What is asked: Look through the records that follow. Copy every line containing the word "statistics".
--*--
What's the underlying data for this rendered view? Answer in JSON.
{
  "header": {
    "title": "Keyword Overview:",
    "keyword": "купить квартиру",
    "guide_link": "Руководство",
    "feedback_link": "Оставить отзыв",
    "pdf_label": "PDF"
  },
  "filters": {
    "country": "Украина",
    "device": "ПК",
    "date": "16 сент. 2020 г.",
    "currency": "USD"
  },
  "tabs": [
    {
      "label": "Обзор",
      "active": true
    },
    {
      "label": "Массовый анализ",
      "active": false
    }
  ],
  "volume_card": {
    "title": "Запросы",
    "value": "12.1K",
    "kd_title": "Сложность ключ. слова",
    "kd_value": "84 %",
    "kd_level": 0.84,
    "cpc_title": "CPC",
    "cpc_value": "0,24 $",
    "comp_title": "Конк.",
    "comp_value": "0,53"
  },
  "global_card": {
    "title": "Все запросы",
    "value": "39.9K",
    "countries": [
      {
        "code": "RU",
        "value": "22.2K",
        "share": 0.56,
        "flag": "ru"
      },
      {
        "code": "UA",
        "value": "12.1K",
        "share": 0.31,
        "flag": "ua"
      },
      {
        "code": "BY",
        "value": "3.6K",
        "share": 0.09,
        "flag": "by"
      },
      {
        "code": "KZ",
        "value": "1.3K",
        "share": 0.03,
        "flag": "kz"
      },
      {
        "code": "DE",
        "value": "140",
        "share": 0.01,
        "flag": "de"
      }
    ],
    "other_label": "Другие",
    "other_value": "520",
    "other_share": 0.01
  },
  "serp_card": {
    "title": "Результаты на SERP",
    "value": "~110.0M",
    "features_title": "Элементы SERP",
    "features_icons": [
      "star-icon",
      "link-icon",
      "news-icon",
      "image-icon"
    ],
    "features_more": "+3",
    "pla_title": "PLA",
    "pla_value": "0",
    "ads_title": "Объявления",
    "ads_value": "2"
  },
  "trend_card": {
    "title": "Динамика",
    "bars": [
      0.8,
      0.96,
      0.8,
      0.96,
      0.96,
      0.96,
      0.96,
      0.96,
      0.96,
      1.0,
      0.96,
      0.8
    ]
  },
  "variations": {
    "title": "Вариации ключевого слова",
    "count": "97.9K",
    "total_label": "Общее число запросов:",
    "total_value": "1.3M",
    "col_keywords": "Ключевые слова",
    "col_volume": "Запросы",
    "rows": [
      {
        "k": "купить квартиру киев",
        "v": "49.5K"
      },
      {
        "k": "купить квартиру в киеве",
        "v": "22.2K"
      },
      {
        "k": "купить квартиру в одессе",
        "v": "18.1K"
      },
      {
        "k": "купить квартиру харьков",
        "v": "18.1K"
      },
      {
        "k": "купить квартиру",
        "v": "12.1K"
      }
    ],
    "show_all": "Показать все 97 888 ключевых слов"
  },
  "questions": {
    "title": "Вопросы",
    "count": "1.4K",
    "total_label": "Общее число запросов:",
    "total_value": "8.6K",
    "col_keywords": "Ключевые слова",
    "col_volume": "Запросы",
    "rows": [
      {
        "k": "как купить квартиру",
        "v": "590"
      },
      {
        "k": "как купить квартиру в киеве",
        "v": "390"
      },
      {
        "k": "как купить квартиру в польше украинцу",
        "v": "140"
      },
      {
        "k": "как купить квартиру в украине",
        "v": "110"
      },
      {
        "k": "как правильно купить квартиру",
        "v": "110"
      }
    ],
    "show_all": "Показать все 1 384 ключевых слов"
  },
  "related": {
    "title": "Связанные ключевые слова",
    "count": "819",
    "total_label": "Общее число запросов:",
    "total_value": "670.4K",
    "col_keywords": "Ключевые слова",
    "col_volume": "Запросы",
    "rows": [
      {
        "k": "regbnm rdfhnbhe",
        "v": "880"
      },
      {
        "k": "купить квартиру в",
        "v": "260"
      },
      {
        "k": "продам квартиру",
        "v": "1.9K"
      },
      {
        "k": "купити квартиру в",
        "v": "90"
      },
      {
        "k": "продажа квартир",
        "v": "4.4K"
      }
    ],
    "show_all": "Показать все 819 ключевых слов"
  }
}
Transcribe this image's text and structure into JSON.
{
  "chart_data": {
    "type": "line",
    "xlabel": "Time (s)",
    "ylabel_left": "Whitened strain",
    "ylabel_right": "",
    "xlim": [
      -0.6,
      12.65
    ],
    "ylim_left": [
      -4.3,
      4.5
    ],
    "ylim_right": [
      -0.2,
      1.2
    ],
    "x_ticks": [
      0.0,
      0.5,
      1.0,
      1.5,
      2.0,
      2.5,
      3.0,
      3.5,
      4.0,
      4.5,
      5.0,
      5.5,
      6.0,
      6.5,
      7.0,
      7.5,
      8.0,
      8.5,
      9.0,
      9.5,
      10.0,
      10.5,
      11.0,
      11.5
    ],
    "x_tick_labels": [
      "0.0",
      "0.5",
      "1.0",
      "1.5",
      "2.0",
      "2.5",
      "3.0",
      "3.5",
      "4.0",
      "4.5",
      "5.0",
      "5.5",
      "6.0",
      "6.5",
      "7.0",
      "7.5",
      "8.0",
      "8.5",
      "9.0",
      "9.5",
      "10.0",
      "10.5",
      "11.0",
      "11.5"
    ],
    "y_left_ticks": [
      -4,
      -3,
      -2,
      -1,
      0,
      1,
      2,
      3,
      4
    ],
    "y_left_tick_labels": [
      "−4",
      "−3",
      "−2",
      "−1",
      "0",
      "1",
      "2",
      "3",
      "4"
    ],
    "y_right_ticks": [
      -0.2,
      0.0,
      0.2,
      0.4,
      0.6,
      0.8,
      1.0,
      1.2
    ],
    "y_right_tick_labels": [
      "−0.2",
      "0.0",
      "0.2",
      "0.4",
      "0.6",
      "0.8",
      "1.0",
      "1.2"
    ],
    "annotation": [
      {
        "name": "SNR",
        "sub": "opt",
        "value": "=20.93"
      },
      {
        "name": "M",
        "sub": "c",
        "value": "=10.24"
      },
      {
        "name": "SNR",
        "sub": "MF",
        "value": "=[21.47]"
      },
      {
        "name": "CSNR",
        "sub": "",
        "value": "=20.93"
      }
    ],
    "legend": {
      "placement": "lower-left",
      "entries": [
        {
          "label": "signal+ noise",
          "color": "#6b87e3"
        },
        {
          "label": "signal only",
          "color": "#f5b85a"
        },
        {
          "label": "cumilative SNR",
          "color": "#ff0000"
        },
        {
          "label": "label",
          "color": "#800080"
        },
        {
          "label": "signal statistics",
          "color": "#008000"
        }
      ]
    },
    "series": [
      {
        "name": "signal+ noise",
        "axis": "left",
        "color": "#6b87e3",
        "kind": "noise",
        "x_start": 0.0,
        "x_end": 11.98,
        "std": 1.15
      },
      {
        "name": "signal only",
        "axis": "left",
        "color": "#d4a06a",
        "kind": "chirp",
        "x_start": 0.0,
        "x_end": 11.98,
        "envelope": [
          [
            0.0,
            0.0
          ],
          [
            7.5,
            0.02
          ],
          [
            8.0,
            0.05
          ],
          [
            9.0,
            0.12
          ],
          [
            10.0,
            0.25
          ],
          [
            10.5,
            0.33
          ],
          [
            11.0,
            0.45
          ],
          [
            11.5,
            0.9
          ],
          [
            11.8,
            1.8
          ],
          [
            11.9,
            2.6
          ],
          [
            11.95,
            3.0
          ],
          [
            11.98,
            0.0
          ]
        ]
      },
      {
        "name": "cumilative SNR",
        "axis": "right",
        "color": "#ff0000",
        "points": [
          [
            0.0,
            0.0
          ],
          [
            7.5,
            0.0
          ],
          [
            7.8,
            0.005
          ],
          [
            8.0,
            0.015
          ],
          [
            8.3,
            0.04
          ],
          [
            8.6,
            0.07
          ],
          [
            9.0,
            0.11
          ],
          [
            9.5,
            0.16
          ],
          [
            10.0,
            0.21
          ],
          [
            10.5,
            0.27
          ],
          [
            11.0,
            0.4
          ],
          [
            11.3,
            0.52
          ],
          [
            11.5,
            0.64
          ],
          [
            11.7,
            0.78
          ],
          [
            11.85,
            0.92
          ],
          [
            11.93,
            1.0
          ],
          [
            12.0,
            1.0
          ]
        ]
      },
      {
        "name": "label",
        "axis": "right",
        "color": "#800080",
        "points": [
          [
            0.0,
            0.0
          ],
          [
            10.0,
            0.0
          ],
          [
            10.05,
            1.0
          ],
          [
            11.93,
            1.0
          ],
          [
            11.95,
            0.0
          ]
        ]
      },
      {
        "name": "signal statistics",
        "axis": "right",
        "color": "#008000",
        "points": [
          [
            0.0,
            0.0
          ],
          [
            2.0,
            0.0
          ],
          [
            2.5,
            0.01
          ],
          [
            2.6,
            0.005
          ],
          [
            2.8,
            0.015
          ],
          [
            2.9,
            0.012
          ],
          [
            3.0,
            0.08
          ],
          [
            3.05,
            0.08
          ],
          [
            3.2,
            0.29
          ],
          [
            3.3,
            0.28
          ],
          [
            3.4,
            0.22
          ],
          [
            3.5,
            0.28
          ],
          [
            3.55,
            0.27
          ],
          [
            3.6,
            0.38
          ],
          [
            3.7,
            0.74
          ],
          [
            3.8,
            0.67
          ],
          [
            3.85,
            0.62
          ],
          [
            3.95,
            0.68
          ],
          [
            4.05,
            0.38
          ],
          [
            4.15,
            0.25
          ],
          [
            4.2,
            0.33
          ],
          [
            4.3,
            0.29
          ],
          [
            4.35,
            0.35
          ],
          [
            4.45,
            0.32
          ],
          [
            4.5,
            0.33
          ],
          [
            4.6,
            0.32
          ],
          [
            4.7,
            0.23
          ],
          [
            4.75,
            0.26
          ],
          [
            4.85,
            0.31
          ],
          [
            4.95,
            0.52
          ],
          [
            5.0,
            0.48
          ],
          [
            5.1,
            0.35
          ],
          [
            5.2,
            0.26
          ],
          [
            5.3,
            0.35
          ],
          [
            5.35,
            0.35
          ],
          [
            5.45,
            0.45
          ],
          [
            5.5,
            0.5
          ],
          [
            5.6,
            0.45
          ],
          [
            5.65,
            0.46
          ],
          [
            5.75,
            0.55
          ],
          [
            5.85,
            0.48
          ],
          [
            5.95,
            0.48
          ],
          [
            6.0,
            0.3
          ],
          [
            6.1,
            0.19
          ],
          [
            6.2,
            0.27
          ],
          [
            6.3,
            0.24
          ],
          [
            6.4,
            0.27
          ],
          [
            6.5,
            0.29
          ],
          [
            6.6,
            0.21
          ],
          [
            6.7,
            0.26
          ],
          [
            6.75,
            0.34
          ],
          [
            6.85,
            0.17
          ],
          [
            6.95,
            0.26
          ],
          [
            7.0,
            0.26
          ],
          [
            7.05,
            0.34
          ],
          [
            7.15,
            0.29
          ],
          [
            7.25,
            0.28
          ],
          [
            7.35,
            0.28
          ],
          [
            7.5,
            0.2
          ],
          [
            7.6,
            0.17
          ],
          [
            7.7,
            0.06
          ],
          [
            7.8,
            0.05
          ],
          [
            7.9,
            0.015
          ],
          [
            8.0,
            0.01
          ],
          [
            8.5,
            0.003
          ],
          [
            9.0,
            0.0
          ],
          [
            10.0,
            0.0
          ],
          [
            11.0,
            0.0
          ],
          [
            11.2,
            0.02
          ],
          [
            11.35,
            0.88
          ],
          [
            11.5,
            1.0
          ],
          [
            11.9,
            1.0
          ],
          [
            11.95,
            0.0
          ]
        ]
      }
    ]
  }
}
--*--
Complete answer:
          "label": "signal statistics",
        "name": "signal statistics",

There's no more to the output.